** Start Given data **
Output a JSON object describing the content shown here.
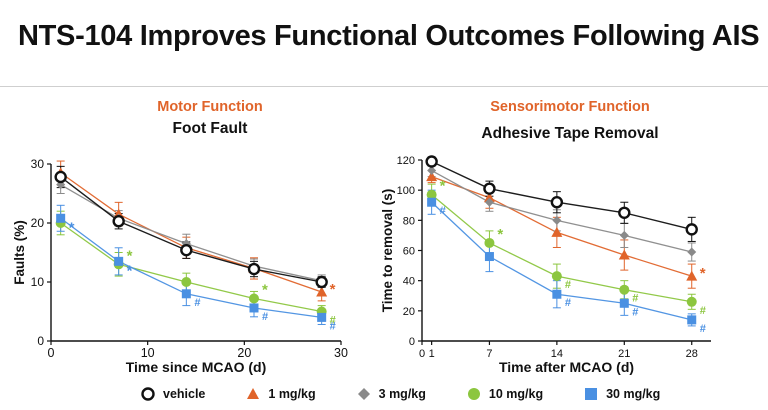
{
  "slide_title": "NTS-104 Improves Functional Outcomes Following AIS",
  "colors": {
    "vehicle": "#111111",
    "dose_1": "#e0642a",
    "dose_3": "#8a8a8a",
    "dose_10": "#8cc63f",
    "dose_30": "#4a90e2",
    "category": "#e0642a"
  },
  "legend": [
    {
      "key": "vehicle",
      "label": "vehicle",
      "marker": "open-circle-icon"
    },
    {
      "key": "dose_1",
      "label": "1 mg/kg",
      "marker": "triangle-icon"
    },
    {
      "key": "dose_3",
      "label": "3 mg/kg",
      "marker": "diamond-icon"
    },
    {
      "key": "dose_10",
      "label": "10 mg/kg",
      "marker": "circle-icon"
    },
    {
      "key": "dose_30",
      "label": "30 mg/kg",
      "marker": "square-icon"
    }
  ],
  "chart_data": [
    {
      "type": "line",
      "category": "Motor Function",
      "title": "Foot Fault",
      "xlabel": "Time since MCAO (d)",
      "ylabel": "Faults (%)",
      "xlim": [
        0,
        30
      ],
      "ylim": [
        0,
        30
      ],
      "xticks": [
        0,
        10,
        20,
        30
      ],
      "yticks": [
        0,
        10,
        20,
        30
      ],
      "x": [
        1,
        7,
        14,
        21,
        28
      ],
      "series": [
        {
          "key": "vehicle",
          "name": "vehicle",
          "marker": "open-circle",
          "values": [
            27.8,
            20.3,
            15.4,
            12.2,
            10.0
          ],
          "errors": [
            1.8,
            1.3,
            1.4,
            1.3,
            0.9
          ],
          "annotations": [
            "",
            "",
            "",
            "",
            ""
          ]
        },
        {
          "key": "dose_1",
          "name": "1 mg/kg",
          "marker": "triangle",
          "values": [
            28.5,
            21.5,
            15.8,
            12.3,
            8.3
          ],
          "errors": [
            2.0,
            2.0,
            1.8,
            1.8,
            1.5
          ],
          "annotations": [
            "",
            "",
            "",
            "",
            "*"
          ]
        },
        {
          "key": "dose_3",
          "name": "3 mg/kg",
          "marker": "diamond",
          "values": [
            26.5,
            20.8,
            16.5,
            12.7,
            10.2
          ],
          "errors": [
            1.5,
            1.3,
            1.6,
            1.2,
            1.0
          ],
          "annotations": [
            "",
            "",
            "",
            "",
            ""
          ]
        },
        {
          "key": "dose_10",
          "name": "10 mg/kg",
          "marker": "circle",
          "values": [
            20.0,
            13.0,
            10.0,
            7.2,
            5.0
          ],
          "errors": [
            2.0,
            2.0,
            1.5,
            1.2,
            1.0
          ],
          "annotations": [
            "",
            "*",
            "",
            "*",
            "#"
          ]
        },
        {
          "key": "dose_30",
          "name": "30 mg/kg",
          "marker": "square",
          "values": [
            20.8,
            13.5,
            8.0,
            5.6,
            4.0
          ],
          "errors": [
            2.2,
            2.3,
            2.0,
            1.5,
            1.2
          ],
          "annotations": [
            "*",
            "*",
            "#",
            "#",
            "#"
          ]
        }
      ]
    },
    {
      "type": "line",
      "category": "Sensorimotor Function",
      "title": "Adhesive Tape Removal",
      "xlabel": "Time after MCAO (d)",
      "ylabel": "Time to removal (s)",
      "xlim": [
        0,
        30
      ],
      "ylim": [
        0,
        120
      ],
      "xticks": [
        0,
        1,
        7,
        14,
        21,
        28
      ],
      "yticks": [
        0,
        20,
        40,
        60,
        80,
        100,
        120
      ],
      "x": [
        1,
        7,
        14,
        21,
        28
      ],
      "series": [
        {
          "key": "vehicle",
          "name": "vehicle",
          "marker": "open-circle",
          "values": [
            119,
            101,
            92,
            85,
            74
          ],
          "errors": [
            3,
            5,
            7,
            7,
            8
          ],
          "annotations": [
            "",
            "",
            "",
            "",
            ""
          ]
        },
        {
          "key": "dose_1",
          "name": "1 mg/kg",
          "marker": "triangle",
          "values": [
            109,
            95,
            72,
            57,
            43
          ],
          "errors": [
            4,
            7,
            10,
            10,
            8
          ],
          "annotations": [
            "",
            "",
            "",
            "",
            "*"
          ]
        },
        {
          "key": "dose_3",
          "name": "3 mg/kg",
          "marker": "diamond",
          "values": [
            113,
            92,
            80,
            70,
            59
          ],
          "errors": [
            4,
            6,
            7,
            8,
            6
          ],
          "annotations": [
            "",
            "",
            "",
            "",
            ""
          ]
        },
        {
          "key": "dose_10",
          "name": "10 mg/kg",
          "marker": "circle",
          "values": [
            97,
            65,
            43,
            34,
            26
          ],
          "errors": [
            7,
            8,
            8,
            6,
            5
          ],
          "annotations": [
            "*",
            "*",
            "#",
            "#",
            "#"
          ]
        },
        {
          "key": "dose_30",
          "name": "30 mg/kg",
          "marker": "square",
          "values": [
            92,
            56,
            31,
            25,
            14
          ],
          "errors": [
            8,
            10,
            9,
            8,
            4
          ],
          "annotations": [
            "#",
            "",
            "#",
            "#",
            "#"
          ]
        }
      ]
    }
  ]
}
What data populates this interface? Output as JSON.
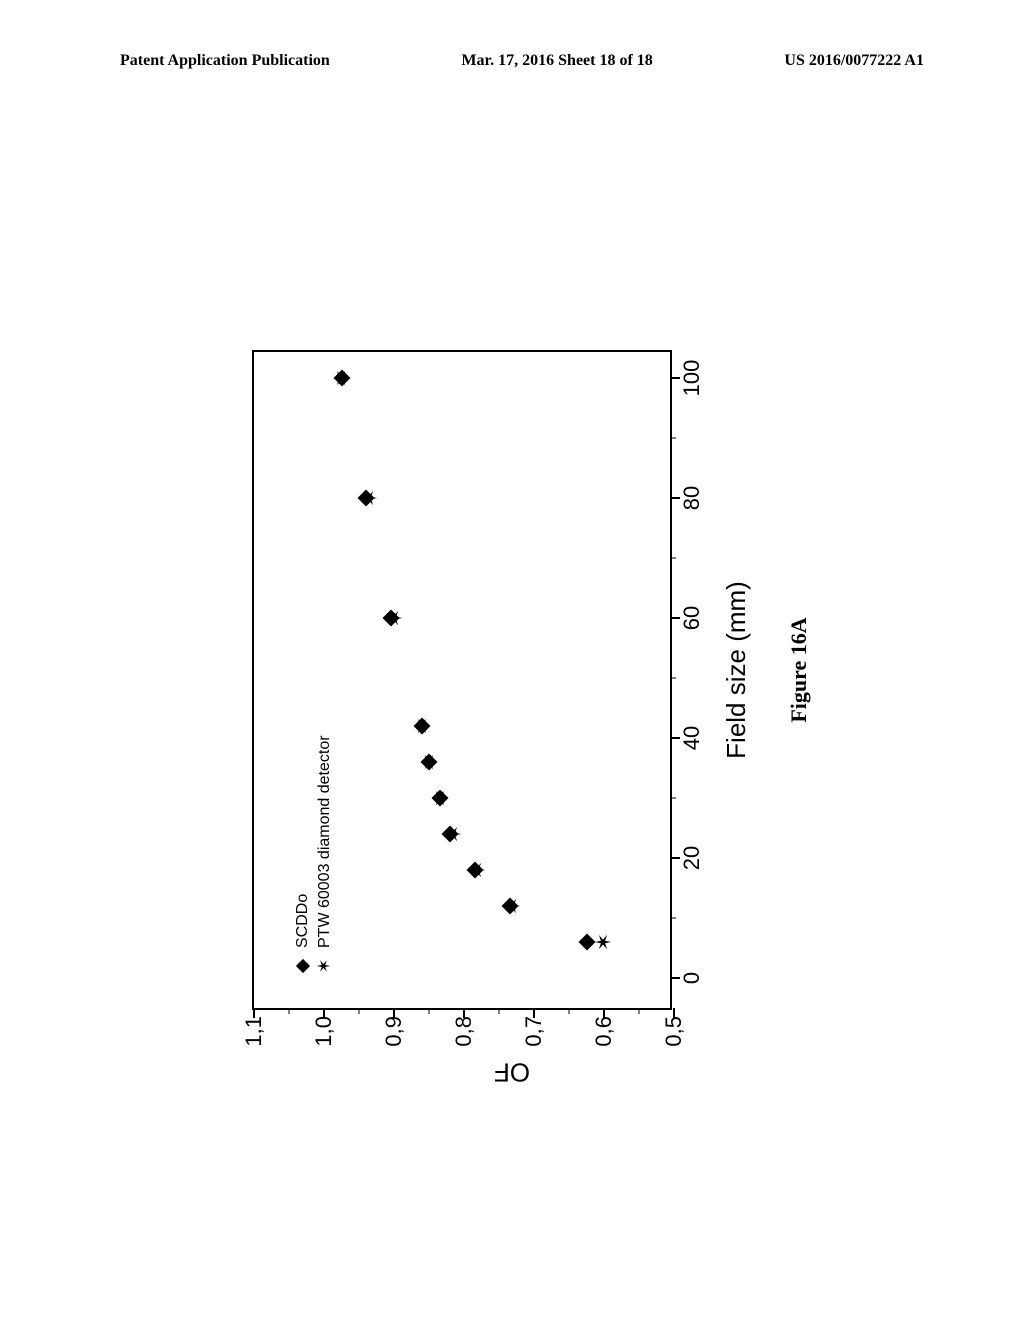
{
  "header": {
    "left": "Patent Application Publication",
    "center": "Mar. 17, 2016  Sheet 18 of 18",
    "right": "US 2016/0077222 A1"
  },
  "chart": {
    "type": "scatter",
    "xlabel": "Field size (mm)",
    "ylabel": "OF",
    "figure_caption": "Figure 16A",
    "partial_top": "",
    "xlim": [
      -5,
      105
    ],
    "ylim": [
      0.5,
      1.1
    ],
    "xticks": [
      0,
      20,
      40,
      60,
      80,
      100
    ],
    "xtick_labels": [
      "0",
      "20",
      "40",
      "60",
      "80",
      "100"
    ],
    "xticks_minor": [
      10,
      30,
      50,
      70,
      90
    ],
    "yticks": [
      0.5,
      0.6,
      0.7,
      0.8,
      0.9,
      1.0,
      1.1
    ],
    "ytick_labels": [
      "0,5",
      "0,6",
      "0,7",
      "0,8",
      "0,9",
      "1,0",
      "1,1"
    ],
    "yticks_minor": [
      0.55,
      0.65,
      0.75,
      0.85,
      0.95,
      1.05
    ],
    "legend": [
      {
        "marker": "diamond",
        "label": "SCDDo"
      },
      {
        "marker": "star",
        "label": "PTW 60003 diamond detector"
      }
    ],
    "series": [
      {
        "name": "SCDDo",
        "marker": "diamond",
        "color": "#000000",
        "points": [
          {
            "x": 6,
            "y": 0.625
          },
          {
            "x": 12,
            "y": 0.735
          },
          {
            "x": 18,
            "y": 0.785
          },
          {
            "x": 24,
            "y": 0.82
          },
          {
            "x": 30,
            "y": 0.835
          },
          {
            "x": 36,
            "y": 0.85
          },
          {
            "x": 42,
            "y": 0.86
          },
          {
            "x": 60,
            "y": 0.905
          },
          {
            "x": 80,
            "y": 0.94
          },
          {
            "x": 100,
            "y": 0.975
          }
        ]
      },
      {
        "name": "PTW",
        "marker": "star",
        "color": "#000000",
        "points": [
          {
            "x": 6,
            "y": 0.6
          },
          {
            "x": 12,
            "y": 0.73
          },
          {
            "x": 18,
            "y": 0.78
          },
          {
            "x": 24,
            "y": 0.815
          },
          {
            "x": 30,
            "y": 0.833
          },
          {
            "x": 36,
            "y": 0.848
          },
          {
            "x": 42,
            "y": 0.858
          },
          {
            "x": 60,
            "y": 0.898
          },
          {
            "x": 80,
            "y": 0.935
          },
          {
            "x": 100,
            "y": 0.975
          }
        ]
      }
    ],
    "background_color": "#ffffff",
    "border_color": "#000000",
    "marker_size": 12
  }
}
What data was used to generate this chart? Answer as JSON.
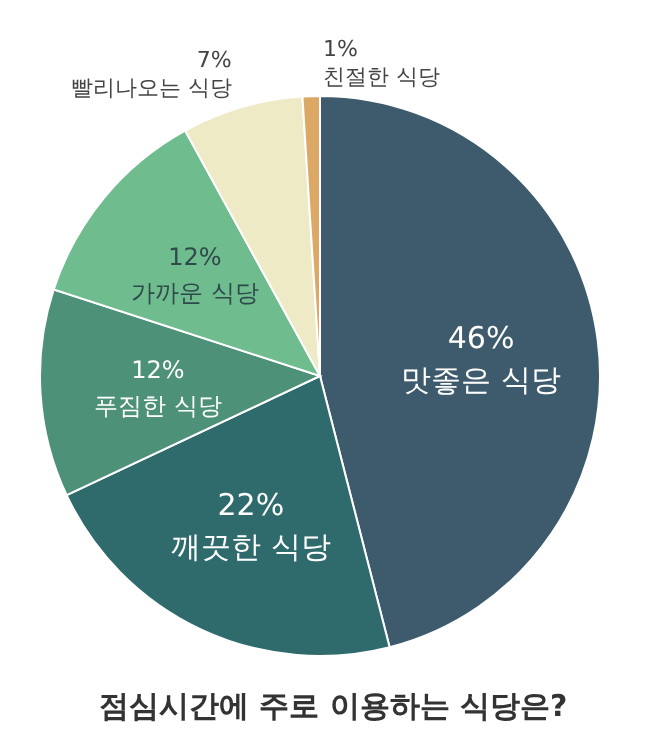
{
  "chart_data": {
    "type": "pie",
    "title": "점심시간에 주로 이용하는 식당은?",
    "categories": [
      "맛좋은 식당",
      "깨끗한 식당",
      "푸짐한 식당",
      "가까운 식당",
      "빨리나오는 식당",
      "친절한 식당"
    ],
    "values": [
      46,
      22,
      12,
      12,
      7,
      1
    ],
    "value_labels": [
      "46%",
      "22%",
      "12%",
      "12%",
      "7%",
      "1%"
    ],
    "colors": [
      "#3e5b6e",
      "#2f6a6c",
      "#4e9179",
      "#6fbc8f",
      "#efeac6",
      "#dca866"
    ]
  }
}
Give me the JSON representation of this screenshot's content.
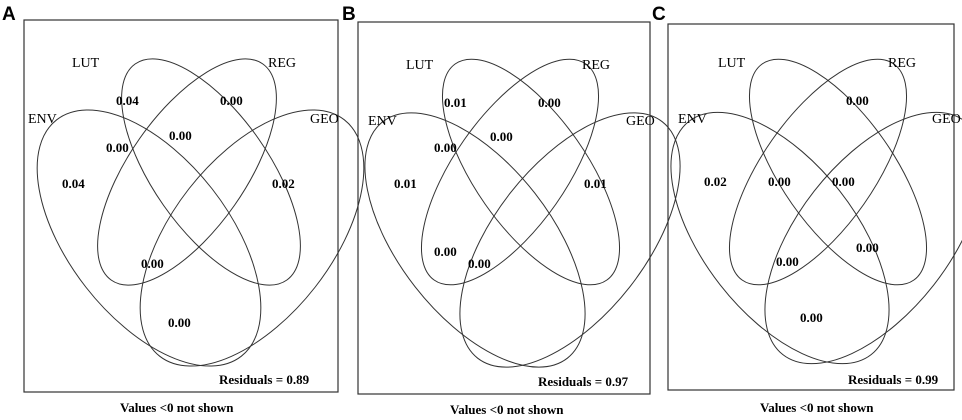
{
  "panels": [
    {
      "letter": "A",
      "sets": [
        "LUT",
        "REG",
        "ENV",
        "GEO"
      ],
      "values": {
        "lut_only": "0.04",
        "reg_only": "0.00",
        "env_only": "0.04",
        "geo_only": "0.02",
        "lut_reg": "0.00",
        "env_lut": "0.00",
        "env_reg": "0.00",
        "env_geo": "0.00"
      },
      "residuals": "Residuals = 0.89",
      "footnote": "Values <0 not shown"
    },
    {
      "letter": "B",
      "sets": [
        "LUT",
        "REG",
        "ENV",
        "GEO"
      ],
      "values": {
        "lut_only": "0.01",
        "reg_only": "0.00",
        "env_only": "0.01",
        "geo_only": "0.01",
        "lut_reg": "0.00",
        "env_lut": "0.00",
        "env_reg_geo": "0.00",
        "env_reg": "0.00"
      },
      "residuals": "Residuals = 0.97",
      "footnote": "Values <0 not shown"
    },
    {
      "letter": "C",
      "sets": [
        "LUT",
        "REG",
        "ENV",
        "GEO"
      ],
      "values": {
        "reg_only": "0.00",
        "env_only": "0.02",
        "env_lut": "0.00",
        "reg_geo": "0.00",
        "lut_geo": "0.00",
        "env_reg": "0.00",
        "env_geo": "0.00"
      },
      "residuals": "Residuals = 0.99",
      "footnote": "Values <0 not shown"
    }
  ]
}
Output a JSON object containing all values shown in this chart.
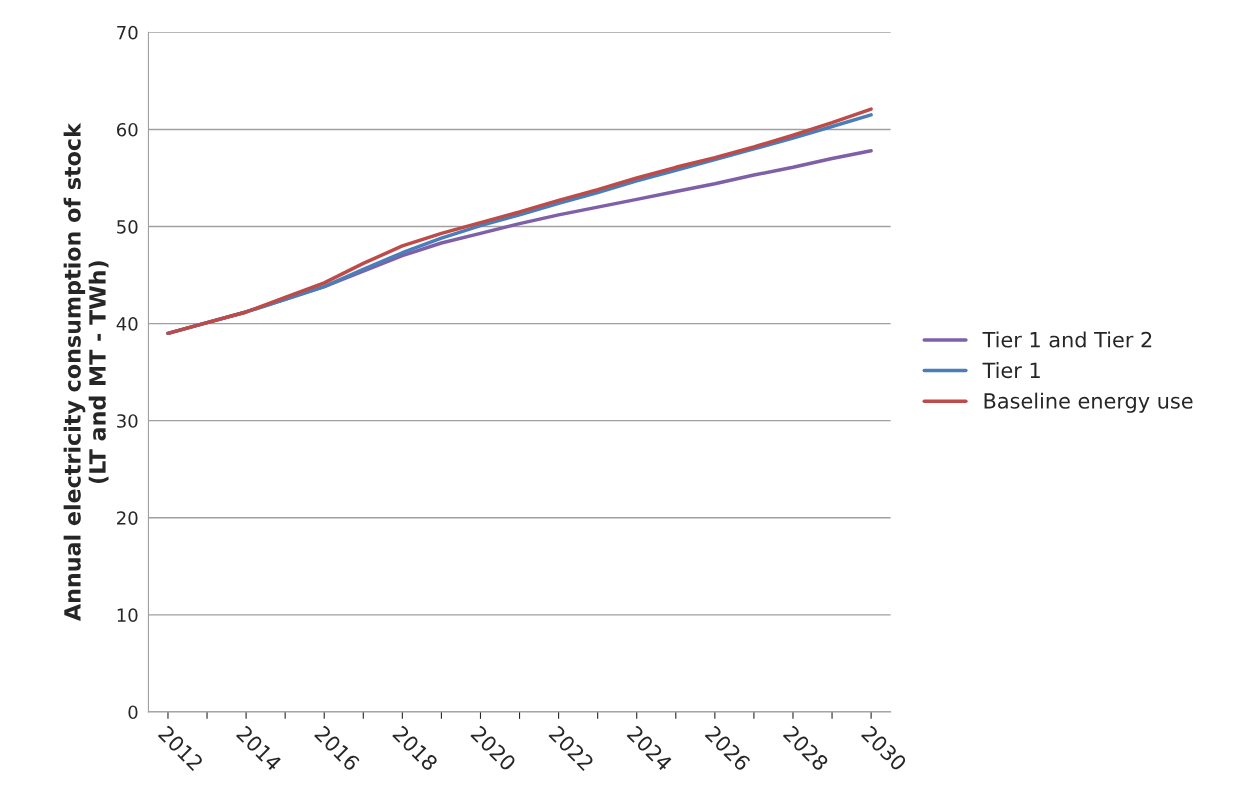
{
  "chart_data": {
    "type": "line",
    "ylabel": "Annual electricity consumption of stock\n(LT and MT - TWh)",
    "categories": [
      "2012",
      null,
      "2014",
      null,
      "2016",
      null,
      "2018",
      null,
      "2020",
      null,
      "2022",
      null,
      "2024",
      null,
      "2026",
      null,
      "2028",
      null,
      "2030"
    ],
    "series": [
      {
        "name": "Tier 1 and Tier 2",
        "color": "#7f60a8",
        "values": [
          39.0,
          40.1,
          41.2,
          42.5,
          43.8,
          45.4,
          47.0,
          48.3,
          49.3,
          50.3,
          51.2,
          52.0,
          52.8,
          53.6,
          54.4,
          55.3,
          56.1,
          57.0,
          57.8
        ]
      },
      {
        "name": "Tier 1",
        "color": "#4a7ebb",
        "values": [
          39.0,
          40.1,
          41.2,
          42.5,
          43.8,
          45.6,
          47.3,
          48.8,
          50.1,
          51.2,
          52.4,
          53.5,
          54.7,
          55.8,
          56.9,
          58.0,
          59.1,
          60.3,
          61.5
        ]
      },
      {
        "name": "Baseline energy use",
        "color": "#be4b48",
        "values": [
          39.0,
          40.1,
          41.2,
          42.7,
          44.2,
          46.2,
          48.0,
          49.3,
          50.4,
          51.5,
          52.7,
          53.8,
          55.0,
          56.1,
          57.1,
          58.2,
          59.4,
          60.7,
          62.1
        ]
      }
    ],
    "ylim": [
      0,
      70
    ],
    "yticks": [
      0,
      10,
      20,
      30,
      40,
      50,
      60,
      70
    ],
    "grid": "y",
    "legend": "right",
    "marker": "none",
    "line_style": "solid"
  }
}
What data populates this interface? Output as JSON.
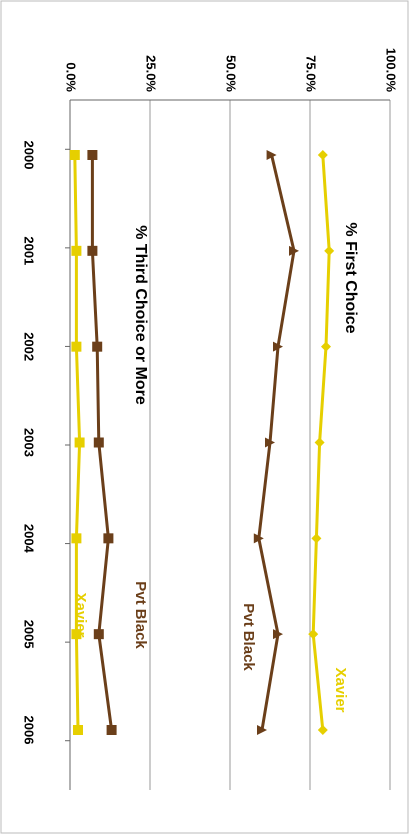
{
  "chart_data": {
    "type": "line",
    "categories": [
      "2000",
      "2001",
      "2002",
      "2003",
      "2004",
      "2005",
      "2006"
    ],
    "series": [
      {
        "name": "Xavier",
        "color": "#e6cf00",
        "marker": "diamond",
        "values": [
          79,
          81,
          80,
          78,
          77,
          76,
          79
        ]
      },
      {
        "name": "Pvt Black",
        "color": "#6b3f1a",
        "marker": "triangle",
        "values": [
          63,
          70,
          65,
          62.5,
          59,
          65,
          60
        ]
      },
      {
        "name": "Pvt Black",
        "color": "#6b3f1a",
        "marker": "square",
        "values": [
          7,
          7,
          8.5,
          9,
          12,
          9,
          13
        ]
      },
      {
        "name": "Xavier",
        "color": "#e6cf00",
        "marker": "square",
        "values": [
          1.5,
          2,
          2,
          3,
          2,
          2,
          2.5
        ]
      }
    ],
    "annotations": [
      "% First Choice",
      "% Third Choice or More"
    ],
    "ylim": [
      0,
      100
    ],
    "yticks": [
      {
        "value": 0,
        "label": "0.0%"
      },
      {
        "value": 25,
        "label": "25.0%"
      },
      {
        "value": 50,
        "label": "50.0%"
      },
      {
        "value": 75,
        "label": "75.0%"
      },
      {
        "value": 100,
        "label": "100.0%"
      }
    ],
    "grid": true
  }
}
** End Given data **
Choose all lines containing the string "right" and copy them out.

• _Exercise response_
    "right": "US 2016/0077222 A1"
    "legend": "right",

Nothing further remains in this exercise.